* [Aim of the task]:
Emit the entire listing verbatim.
* * *
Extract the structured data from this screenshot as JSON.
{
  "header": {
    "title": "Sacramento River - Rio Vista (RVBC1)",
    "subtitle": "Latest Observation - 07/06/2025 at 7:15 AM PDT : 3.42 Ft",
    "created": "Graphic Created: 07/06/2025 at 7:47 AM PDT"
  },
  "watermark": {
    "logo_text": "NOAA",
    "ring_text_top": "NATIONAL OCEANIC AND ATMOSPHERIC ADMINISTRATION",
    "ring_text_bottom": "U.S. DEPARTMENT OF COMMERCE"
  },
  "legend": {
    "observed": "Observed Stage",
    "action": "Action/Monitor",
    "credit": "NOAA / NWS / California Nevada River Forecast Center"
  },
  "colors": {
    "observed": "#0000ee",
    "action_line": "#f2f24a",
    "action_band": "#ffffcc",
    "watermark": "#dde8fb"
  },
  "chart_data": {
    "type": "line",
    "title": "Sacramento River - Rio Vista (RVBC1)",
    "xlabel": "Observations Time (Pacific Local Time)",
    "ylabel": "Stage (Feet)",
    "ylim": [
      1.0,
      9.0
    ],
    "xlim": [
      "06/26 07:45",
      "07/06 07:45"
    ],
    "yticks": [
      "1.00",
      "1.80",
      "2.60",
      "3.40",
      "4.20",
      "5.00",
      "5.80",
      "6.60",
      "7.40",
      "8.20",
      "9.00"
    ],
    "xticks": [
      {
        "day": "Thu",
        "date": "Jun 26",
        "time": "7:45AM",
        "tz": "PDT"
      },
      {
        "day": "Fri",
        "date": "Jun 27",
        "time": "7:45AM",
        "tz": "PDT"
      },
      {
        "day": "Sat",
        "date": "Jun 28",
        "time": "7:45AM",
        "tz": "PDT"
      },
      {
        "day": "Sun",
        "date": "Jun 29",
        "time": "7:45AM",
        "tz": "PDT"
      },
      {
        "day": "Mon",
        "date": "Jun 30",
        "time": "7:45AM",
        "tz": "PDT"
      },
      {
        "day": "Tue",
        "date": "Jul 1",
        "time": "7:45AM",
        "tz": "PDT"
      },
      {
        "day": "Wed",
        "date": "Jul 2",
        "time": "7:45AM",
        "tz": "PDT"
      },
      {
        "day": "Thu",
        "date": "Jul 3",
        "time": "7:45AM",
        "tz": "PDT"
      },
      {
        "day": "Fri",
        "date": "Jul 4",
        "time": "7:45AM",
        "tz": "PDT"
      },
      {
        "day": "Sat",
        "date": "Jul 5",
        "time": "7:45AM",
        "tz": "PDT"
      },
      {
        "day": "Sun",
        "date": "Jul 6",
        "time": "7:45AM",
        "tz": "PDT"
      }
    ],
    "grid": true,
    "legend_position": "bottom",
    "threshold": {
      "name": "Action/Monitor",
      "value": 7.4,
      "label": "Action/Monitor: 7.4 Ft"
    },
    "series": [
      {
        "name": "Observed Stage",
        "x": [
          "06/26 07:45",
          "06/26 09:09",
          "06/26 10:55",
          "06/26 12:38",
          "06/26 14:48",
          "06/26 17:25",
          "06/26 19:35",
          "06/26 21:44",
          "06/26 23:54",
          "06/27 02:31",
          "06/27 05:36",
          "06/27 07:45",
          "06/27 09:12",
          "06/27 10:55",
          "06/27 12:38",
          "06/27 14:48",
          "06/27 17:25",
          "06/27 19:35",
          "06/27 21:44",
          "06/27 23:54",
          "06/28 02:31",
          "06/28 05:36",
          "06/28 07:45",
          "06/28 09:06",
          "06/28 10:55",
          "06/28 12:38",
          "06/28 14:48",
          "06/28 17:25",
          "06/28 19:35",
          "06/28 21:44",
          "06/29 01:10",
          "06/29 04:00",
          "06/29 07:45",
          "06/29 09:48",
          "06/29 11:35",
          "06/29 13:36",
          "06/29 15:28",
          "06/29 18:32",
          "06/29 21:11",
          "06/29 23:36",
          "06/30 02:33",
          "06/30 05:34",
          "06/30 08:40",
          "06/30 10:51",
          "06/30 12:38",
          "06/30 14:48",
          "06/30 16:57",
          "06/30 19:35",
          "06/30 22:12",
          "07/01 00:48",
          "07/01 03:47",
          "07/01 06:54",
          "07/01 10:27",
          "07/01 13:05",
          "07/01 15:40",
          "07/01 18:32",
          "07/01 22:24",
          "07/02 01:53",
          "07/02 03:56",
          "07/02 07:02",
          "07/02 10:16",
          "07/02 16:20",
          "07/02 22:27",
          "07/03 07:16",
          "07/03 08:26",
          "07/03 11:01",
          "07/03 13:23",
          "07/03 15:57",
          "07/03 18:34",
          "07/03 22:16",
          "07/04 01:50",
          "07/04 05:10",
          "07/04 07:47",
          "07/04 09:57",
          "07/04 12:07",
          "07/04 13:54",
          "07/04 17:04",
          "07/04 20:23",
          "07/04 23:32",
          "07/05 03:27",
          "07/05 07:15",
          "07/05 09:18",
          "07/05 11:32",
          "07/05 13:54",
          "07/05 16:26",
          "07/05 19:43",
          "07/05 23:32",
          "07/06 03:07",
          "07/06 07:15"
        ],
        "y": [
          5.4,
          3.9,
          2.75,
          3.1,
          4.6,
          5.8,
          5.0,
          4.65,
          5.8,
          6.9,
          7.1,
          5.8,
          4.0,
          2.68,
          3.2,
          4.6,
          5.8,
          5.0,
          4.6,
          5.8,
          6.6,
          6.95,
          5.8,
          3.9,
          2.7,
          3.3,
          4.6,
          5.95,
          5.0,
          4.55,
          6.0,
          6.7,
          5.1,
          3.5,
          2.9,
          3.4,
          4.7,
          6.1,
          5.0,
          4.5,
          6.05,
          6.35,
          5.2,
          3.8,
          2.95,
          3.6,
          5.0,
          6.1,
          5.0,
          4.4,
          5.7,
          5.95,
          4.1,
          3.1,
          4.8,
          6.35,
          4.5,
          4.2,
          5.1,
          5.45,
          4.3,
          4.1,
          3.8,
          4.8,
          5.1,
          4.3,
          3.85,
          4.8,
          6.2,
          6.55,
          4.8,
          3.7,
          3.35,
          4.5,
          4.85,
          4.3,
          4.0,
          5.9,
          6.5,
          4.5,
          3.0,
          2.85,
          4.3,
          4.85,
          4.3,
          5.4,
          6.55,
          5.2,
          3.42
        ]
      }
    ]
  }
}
* * *
* [Task answer]:
Extract the structured data from this screenshot as JSON.
{
  "header": {
    "title": "Sacramento River - Rio Vista (RVBC1)",
    "subtitle": "Latest Observation - 07/06/2025 at 7:15 AM PDT : 3.42 Ft",
    "created": "Graphic Created: 07/06/2025 at 7:47 AM PDT"
  },
  "watermark": {
    "logo_text": "NOAA",
    "ring_text_top": "NATIONAL OCEANIC AND ATMOSPHERIC ADMINISTRATION",
    "ring_text_bottom": "U.S. DEPARTMENT OF COMMERCE"
  },
  "legend": {
    "observed": "Observed Stage",
    "action": "Action/Monitor",
    "credit": "NOAA / NWS / California Nevada River Forecast Center"
  },
  "colors": {
    "observed": "#0000ee",
    "action_line": "#f2f24a",
    "action_band": "#ffffcc",
    "watermark": "#dde8fb"
  },
  "chart_data": {
    "type": "line",
    "title": "Sacramento River - Rio Vista (RVBC1)",
    "xlabel": "Observations Time (Pacific Local Time)",
    "ylabel": "Stage (Feet)",
    "ylim": [
      1.0,
      9.0
    ],
    "xlim": [
      "06/26 07:45",
      "07/06 07:45"
    ],
    "yticks": [
      "1.00",
      "1.80",
      "2.60",
      "3.40",
      "4.20",
      "5.00",
      "5.80",
      "6.60",
      "7.40",
      "8.20",
      "9.00"
    ],
    "xticks": [
      {
        "day": "Thu",
        "date": "Jun 26",
        "time": "7:45AM",
        "tz": "PDT"
      },
      {
        "day": "Fri",
        "date": "Jun 27",
        "time": "7:45AM",
        "tz": "PDT"
      },
      {
        "day": "Sat",
        "date": "Jun 28",
        "time": "7:45AM",
        "tz": "PDT"
      },
      {
        "day": "Sun",
        "date": "Jun 29",
        "time": "7:45AM",
        "tz": "PDT"
      },
      {
        "day": "Mon",
        "date": "Jun 30",
        "time": "7:45AM",
        "tz": "PDT"
      },
      {
        "day": "Tue",
        "date": "Jul 1",
        "time": "7:45AM",
        "tz": "PDT"
      },
      {
        "day": "Wed",
        "date": "Jul 2",
        "time": "7:45AM",
        "tz": "PDT"
      },
      {
        "day": "Thu",
        "date": "Jul 3",
        "time": "7:45AM",
        "tz": "PDT"
      },
      {
        "day": "Fri",
        "date": "Jul 4",
        "time": "7:45AM",
        "tz": "PDT"
      },
      {
        "day": "Sat",
        "date": "Jul 5",
        "time": "7:45AM",
        "tz": "PDT"
      },
      {
        "day": "Sun",
        "date": "Jul 6",
        "time": "7:45AM",
        "tz": "PDT"
      }
    ],
    "grid": true,
    "legend_position": "bottom",
    "threshold": {
      "name": "Action/Monitor",
      "value": 7.4,
      "label": "Action/Monitor: 7.4 Ft"
    },
    "series": [
      {
        "name": "Observed Stage",
        "x": [
          "06/26 07:45",
          "06/26 09:09",
          "06/26 10:55",
          "06/26 12:38",
          "06/26 14:48",
          "06/26 17:25",
          "06/26 19:35",
          "06/26 21:44",
          "06/26 23:54",
          "06/27 02:31",
          "06/27 05:36",
          "06/27 07:45",
          "06/27 09:12",
          "06/27 10:55",
          "06/27 12:38",
          "06/27 14:48",
          "06/27 17:25",
          "06/27 19:35",
          "06/27 21:44",
          "06/27 23:54",
          "06/28 02:31",
          "06/28 05:36",
          "06/28 07:45",
          "06/28 09:06",
          "06/28 10:55",
          "06/28 12:38",
          "06/28 14:48",
          "06/28 17:25",
          "06/28 19:35",
          "06/28 21:44",
          "06/29 01:10",
          "06/29 04:00",
          "06/29 07:45",
          "06/29 09:48",
          "06/29 11:35",
          "06/29 13:36",
          "06/29 15:28",
          "06/29 18:32",
          "06/29 21:11",
          "06/29 23:36",
          "06/30 02:33",
          "06/30 05:34",
          "06/30 08:40",
          "06/30 10:51",
          "06/30 12:38",
          "06/30 14:48",
          "06/30 16:57",
          "06/30 19:35",
          "06/30 22:12",
          "07/01 00:48",
          "07/01 03:47",
          "07/01 06:54",
          "07/01 10:27",
          "07/01 13:05",
          "07/01 15:40",
          "07/01 18:32",
          "07/01 22:24",
          "07/02 01:53",
          "07/02 03:56",
          "07/02 07:02",
          "07/02 10:16",
          "07/02 16:20",
          "07/02 22:27",
          "07/03 07:16",
          "07/03 08:26",
          "07/03 11:01",
          "07/03 13:23",
          "07/03 15:57",
          "07/03 18:34",
          "07/03 22:16",
          "07/04 01:50",
          "07/04 05:10",
          "07/04 07:47",
          "07/04 09:57",
          "07/04 12:07",
          "07/04 13:54",
          "07/04 17:04",
          "07/04 20:23",
          "07/04 23:32",
          "07/05 03:27",
          "07/05 07:15",
          "07/05 09:18",
          "07/05 11:32",
          "07/05 13:54",
          "07/05 16:26",
          "07/05 19:43",
          "07/05 23:32",
          "07/06 03:07",
          "07/06 07:15"
        ],
        "y": [
          5.4,
          3.9,
          2.75,
          3.1,
          4.6,
          5.8,
          5.0,
          4.65,
          5.8,
          6.9,
          7.1,
          5.8,
          4.0,
          2.68,
          3.2,
          4.6,
          5.8,
          5.0,
          4.6,
          5.8,
          6.6,
          6.95,
          5.8,
          3.9,
          2.7,
          3.3,
          4.6,
          5.95,
          5.0,
          4.55,
          6.0,
          6.7,
          5.1,
          3.5,
          2.9,
          3.4,
          4.7,
          6.1,
          5.0,
          4.5,
          6.05,
          6.35,
          5.2,
          3.8,
          2.95,
          3.6,
          5.0,
          6.1,
          5.0,
          4.4,
          5.7,
          5.95,
          4.1,
          3.1,
          4.8,
          6.35,
          4.5,
          4.2,
          5.1,
          5.45,
          4.3,
          4.1,
          3.8,
          4.8,
          5.1,
          4.3,
          3.85,
          4.8,
          6.2,
          6.55,
          4.8,
          3.7,
          3.35,
          4.5,
          4.85,
          4.3,
          4.0,
          5.9,
          6.5,
          4.5,
          3.0,
          2.85,
          4.3,
          4.85,
          4.3,
          5.4,
          6.55,
          5.2,
          3.42
        ]
      }
    ]
  }
}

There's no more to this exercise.